What's needed: every entry, printed exactly, minus the images.
[DATASET RECORDS — start]
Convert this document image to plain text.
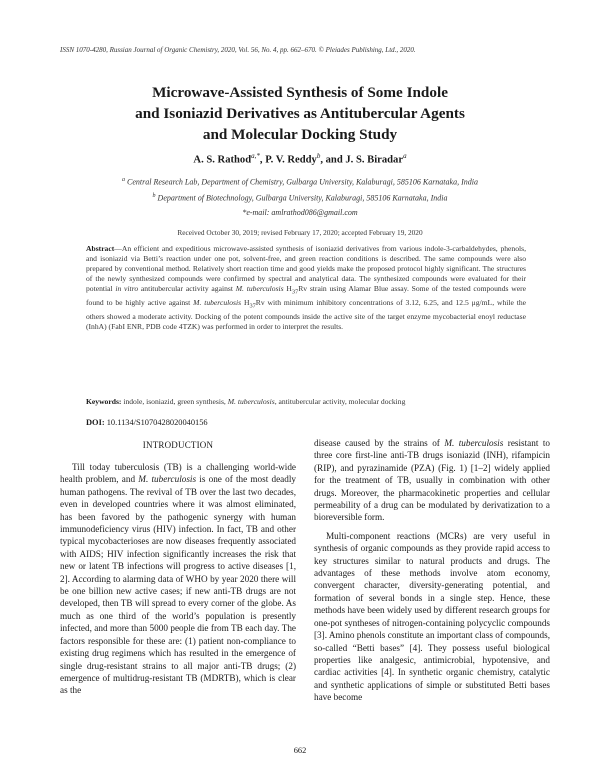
ISSN 1070-4280, Russian Journal of Organic Chemistry, 2020, Vol. 56, No. 4, pp. 662–670. © Pleiades Publishing, Ltd., 2020.
Microwave-Assisted Synthesis of Some Indole
and Isoniazid Derivatives as Antitubercular Agents
and Molecular Docking Study
A. S. Rathod$^{a,*}$, P. V. Reddy$^b$, and J. S. Biradar$^a$
$^a$ Central Research Lab, Department of Chemistry, Gulbarga University, Kalaburagi, 585106 Karnataka, India
$^b$ Department of Biotechnology, Gulbarga University, Kalaburagi, 585106 Karnataka, India
*e-mail: amlrathod086@gmail.com
Received October 30, 2019; revised February 17, 2020; accepted February 19, 2020
Abstract—An efficient and expeditious microwave-assisted synthesis of isoniazid derivatives from various indole-3-carbaldehydes, phenols, and isoniazid via Betti’s reaction under one pot, solvent-free, and green reaction conditions is described. The same compounds were also prepared by conventional method. Relatively short reaction time and good yields make the proposed protocol highly significant. The structures of the newly synthesized compounds were confirmed by spectral and analytical data. The synthesized compounds were evaluated for their potential in vitro antitubercular activity against M. tuberculosis $H_{37}Rv$ strain using Alamar Blue assay. Some of the tested compounds were found to be highly active against M. tuberculosis $H_{37}Rv$ with minimum inhibitory concentrations of 3.12, 6.25, and 12.5 μg/mL, while the others showed a moderate activity. Docking of the potent compounds inside the active site of the target enzyme mycobacterial enoyl reductase (InhA) (FabI ENR, PDB code 4TZK) was performed in order to interpret the results.
Keywords: indole, isoniazid, green synthesis, M. tuberculosis, antitubercular activity, molecular docking
DOI: 10.1134/S1070428020040156
INTRODUCTION

Till today tuberculosis (TB) is a challenging world-wide health problem, and M. tuberculosis is one of the most deadly human pathogens. The revival of TB over the last two decades, even in developed countries where it was almost eliminated, has been favored by the pathogenic synergy with human immunodeficiency virus (HIV) infection. In fact, TB and other typical mycobacterioses are now diseases frequently associated with AIDS; HIV infection significantly increases the risk that new or latent TB infections will progress to active diseases [1, 2]. According to alarming data of WHO by year 2020 there will be one billion new active cases; if new anti-TB drugs are not developed, then TB will spread to every corner of the globe. As much as one third of the world’s population is presently infected, and more than 5000 people die from TB each day. The factors responsible for these are: (1) patient non-compliance to existing drug regimens which has resulted in the emergence of single drug-resistant strains to all major anti-TB drugs; (2) emergence of multidrug-resistant TB (MDRTB), which is clear as the

disease caused by the strains of M. tuberculosis resistant to three core first-line anti-TB drugs isoniazid (INH), rifampicin (RIP), and pyrazinamide (PZA) (Fig. 1) [1–2] widely applied for the treatment of TB, usually in combination with other drugs. Moreover, the pharmacokinetic properties and cellular permeability of a drug can be modulated by derivatization to a bioreversible form.

Multi-component reactions (MCRs) are very useful in synthesis of organic compounds as they provide rapid access to key structures similar to natural products and drugs. The advantages of these methods involve atom economy, convergent character, diversity-generating potential, and formation of several bonds in a single step. Hence, these methods have been widely used by different research groups for one-pot syntheses of nitrogen-containing polycyclic compounds [3]. Amino phenols constitute an important class of compounds, so-called “Betti bases” [4]. They possess useful biological properties like analgesic, antimicrobial, hypotensive, and cardiac activities [4]. In synthetic organic chemistry, catalytic and synthetic applications of simple or substituted Betti bases have become

662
[DATASET RECORDS — finish]
SOLUTION TO THIS EXERCISE -
Convert this document image to plain text.
ISSN 1070-4280, Russian Journal of Organic Chemistry, 2020, Vol. 56, No. 4, pp. 662–670. © Pleiades Publishing, Ltd., 2020.
Microwave-Assisted Synthesis of Some Indole
and Isoniazid Derivatives as Antitubercular Agents
and Molecular Docking Study
A. S. Rathod$^{a,*}$, P. V. Reddy$^b$, and J. S. Biradar$^a$
$^a$ Central Research Lab, Department of Chemistry, Gulbarga University, Kalaburagi, 585106 Karnataka, India
$^b$ Department of Biotechnology, Gulbarga University, Kalaburagi, 585106 Karnataka, India
*e-mail: amlrathod086@gmail.com
Received October 30, 2019; revised February 17, 2020; accepted February 19, 2020
Abstract—An efficient and expeditious microwave-assisted synthesis of isoniazid derivatives from various indole-3-carbaldehydes, phenols, and isoniazid via Betti’s reaction under one pot, solvent-free, and green reaction conditions is described. The same compounds were also prepared by conventional method. Relatively short reaction time and good yields make the proposed protocol highly significant. The structures of the newly synthesized compounds were confirmed by spectral and analytical data. The synthesized compounds were evaluated for their potential in vitro antitubercular activity against M. tuberculosis $H_{37}Rv$ strain using Alamar Blue assay. Some of the tested compounds were found to be highly active against M. tuberculosis $H_{37}Rv$ with minimum inhibitory concentrations of 3.12, 6.25, and 12.5 μg/mL, while the others showed a moderate activity. Docking of the potent compounds inside the active site of the target enzyme mycobacterial enoyl reductase (InhA) (FabI ENR, PDB code 4TZK) was performed in order to interpret the results.
Keywords: indole, isoniazid, green synthesis, M. tuberculosis, antitubercular activity, molecular docking
DOI: 10.1134/S1070428020040156
INTRODUCTION

Till today tuberculosis (TB) is a challenging world-wide health problem, and M. tuberculosis is one of the most deadly human pathogens. The revival of TB over the last two decades, even in developed countries where it was almost eliminated, has been favored by the pathogenic synergy with human immunodeficiency virus (HIV) infection. In fact, TB and other typical mycobacterioses are now diseases frequently associated with AIDS; HIV infection significantly increases the risk that new or latent TB infections will progress to active diseases [1, 2]. According to alarming data of WHO by year 2020 there will be one billion new active cases; if new anti-TB drugs are not developed, then TB will spread to every corner of the globe. As much as one third of the world’s population is presently infected, and more than 5000 people die from TB each day. The factors responsible for these are: (1) patient non-compliance to existing drug regimens which has resulted in the emergence of single drug-resistant strains to all major anti-TB drugs; (2) emergence of multidrug-resistant TB (MDRTB), which is clear as the

disease caused by the strains of M. tuberculosis resistant to three core first-line anti-TB drugs isoniazid (INH), rifampicin (RIP), and pyrazinamide (PZA) (Fig. 1) [1–2] widely applied for the treatment of TB, usually in combination with other drugs. Moreover, the pharmacokinetic properties and cellular permeability of a drug can be modulated by derivatization to a bioreversible form.

Multi-component reactions (MCRs) are very useful in synthesis of organic compounds as they provide rapid access to key structures similar to natural products and drugs. The advantages of these methods involve atom economy, convergent character, diversity-generating potential, and formation of several bonds in a single step. Hence, these methods have been widely used by different research groups for one-pot syntheses of nitrogen-containing polycyclic compounds [3]. Amino phenols constitute an important class of compounds, so-called “Betti bases” [4]. They possess useful biological properties like analgesic, antimicrobial, hypotensive, and cardiac activities [4]. In synthetic organic chemistry, catalytic and synthetic applications of simple or substituted Betti bases have become

662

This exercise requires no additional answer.